### THE TASK
Each of the entries should be retyped precisely as it appears.

### EXERCISE INPUTS
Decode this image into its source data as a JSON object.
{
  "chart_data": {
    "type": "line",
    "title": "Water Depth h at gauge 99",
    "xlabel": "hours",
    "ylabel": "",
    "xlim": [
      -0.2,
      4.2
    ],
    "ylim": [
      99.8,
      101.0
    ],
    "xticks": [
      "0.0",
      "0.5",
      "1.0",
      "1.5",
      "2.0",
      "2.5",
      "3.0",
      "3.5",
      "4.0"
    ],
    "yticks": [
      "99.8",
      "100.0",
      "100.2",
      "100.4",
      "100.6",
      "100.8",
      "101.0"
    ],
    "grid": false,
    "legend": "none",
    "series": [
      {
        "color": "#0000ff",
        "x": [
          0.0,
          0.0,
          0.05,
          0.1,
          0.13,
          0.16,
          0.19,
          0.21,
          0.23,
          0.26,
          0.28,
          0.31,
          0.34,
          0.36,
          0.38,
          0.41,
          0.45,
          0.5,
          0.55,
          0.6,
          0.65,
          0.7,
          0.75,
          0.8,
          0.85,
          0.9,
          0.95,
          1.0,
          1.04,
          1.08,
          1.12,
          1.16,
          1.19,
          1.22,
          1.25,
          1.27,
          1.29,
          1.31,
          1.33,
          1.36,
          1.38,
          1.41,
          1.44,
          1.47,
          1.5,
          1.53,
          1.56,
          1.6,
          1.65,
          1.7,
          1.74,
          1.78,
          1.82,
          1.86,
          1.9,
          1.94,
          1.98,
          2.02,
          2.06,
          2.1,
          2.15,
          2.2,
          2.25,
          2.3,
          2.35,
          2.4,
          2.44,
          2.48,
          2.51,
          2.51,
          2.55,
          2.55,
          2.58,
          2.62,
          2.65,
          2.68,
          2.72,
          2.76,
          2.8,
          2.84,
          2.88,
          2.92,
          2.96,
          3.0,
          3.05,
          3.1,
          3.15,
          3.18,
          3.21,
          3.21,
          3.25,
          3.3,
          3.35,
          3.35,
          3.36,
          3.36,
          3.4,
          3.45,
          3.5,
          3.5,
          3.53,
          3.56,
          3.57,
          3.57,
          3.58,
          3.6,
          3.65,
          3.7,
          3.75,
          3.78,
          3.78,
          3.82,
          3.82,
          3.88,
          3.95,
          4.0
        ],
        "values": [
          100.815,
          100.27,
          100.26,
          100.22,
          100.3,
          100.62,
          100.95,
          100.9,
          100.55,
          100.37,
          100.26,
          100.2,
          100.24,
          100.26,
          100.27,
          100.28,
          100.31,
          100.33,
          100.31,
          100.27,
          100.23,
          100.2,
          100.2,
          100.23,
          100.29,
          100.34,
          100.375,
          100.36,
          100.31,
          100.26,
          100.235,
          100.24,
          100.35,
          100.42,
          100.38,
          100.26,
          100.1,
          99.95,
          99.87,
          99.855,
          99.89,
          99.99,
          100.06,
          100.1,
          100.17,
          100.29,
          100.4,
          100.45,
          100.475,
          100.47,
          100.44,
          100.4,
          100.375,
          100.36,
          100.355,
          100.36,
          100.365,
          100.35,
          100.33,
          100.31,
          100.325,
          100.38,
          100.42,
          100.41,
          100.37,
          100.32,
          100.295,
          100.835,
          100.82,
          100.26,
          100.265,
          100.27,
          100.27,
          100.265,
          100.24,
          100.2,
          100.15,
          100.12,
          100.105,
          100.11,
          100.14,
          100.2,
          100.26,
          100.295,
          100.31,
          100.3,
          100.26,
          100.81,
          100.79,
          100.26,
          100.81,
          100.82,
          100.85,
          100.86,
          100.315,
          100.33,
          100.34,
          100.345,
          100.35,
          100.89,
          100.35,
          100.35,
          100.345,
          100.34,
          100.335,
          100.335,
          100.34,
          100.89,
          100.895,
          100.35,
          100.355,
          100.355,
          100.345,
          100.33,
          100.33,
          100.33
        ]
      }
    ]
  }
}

### EXPECTED OUTPUT
Decode this image into its source data as a JSON object.
{
  "chart_data": {
    "type": "line",
    "title": "Water Depth h at gauge 99",
    "xlabel": "hours",
    "ylabel": "",
    "xlim": [
      -0.2,
      4.2
    ],
    "ylim": [
      99.8,
      101.0
    ],
    "xticks": [
      "0.0",
      "0.5",
      "1.0",
      "1.5",
      "2.0",
      "2.5",
      "3.0",
      "3.5",
      "4.0"
    ],
    "yticks": [
      "99.8",
      "100.0",
      "100.2",
      "100.4",
      "100.6",
      "100.8",
      "101.0"
    ],
    "grid": false,
    "legend": "none",
    "series": [
      {
        "color": "#0000ff",
        "x": [
          0.0,
          0.0,
          0.05,
          0.1,
          0.13,
          0.16,
          0.19,
          0.21,
          0.23,
          0.26,
          0.28,
          0.31,
          0.34,
          0.36,
          0.38,
          0.41,
          0.45,
          0.5,
          0.55,
          0.6,
          0.65,
          0.7,
          0.75,
          0.8,
          0.85,
          0.9,
          0.95,
          1.0,
          1.04,
          1.08,
          1.12,
          1.16,
          1.19,
          1.22,
          1.25,
          1.27,
          1.29,
          1.31,
          1.33,
          1.36,
          1.38,
          1.41,
          1.44,
          1.47,
          1.5,
          1.53,
          1.56,
          1.6,
          1.65,
          1.7,
          1.74,
          1.78,
          1.82,
          1.86,
          1.9,
          1.94,
          1.98,
          2.02,
          2.06,
          2.1,
          2.15,
          2.2,
          2.25,
          2.3,
          2.35,
          2.4,
          2.44,
          2.48,
          2.51,
          2.51,
          2.55,
          2.55,
          2.58,
          2.62,
          2.65,
          2.68,
          2.72,
          2.76,
          2.8,
          2.84,
          2.88,
          2.92,
          2.96,
          3.0,
          3.05,
          3.1,
          3.15,
          3.18,
          3.21,
          3.21,
          3.25,
          3.3,
          3.35,
          3.35,
          3.36,
          3.36,
          3.4,
          3.45,
          3.5,
          3.5,
          3.53,
          3.56,
          3.57,
          3.57,
          3.58,
          3.6,
          3.65,
          3.7,
          3.75,
          3.78,
          3.78,
          3.82,
          3.82,
          3.88,
          3.95,
          4.0
        ],
        "values": [
          100.815,
          100.27,
          100.26,
          100.22,
          100.3,
          100.62,
          100.95,
          100.9,
          100.55,
          100.37,
          100.26,
          100.2,
          100.24,
          100.26,
          100.27,
          100.28,
          100.31,
          100.33,
          100.31,
          100.27,
          100.23,
          100.2,
          100.2,
          100.23,
          100.29,
          100.34,
          100.375,
          100.36,
          100.31,
          100.26,
          100.235,
          100.24,
          100.35,
          100.42,
          100.38,
          100.26,
          100.1,
          99.95,
          99.87,
          99.855,
          99.89,
          99.99,
          100.06,
          100.1,
          100.17,
          100.29,
          100.4,
          100.45,
          100.475,
          100.47,
          100.44,
          100.4,
          100.375,
          100.36,
          100.355,
          100.36,
          100.365,
          100.35,
          100.33,
          100.31,
          100.325,
          100.38,
          100.42,
          100.41,
          100.37,
          100.32,
          100.295,
          100.835,
          100.82,
          100.26,
          100.265,
          100.27,
          100.27,
          100.265,
          100.24,
          100.2,
          100.15,
          100.12,
          100.105,
          100.11,
          100.14,
          100.2,
          100.26,
          100.295,
          100.31,
          100.3,
          100.26,
          100.81,
          100.79,
          100.26,
          100.81,
          100.82,
          100.85,
          100.86,
          100.315,
          100.33,
          100.34,
          100.345,
          100.35,
          100.89,
          100.35,
          100.35,
          100.345,
          100.34,
          100.335,
          100.335,
          100.34,
          100.89,
          100.895,
          100.35,
          100.355,
          100.355,
          100.345,
          100.33,
          100.33,
          100.33
        ]
      }
    ]
  }
}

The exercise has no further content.